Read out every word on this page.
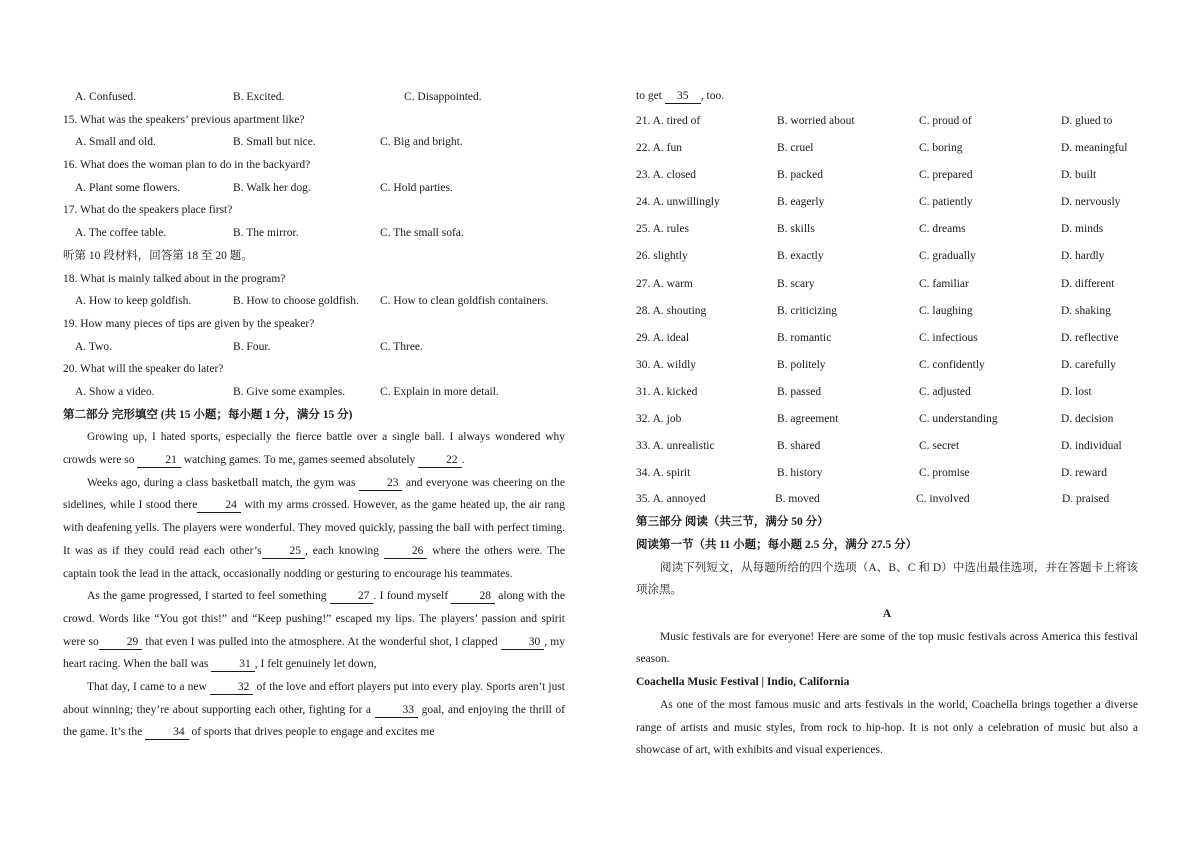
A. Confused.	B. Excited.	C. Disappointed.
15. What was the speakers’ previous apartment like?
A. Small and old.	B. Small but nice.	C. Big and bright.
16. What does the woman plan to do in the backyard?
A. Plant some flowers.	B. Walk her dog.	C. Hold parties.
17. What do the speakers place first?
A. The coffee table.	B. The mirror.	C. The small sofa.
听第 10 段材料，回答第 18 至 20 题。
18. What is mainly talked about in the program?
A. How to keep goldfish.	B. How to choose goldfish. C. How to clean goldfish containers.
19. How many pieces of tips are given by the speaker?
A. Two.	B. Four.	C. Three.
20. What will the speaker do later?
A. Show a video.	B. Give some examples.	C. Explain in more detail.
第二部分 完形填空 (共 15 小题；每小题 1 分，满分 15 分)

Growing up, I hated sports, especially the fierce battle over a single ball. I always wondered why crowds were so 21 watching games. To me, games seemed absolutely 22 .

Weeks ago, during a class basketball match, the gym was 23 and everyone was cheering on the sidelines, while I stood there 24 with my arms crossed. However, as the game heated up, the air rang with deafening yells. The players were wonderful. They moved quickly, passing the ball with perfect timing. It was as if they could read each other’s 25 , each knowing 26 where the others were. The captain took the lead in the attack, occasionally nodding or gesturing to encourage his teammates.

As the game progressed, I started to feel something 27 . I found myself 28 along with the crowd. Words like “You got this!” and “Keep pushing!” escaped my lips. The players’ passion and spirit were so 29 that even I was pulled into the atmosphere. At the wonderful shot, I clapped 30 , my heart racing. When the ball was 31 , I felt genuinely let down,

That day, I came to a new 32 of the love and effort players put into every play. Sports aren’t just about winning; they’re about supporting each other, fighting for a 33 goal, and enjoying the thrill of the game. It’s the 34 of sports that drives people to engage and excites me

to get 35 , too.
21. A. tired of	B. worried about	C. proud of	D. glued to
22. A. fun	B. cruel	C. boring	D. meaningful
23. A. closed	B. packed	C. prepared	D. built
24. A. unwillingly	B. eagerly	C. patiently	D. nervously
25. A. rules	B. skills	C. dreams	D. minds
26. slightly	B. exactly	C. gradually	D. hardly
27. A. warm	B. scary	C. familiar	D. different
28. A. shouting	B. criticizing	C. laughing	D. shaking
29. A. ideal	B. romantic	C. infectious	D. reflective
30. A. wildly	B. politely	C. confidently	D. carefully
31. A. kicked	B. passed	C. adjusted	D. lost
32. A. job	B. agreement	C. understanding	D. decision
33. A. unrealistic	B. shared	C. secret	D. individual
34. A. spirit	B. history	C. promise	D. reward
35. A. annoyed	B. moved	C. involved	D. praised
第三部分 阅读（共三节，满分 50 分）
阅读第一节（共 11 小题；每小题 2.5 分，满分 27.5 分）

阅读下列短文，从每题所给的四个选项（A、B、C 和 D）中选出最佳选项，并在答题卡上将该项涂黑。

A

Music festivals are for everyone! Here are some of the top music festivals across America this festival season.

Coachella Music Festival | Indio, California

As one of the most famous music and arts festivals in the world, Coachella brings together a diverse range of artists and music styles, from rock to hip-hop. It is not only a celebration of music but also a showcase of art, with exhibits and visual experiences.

--

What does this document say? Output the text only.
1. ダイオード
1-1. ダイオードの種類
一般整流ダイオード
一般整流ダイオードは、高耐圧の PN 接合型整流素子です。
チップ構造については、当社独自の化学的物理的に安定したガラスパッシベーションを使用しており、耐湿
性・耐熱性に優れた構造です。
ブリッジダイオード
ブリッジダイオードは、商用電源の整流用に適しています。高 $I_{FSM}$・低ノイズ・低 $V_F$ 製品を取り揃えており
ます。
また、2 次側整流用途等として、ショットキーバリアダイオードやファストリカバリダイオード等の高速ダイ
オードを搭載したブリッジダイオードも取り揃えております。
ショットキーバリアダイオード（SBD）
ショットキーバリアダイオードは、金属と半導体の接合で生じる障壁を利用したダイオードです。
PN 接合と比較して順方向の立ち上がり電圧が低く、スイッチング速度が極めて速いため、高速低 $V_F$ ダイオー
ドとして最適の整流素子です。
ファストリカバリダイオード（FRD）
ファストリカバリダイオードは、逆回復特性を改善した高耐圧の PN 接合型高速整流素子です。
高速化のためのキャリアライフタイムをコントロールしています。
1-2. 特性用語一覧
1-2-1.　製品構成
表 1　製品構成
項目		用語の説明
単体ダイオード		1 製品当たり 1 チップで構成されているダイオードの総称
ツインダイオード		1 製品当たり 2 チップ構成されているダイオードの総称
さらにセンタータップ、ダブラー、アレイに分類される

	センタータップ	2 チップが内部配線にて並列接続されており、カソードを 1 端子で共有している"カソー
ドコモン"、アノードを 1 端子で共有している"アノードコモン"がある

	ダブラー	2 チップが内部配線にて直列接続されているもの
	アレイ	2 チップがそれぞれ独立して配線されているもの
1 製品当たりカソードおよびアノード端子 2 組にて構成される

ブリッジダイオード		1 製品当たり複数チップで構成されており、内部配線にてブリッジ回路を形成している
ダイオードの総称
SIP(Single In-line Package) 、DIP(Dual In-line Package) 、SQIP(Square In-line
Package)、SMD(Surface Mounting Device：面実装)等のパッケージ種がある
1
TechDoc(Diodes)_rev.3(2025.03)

--

TASK STATEMENT —
Give the number of lines in the entries that include the string "festivals", and nothing more.

ANSWER FOR THIS EXERCISE —
2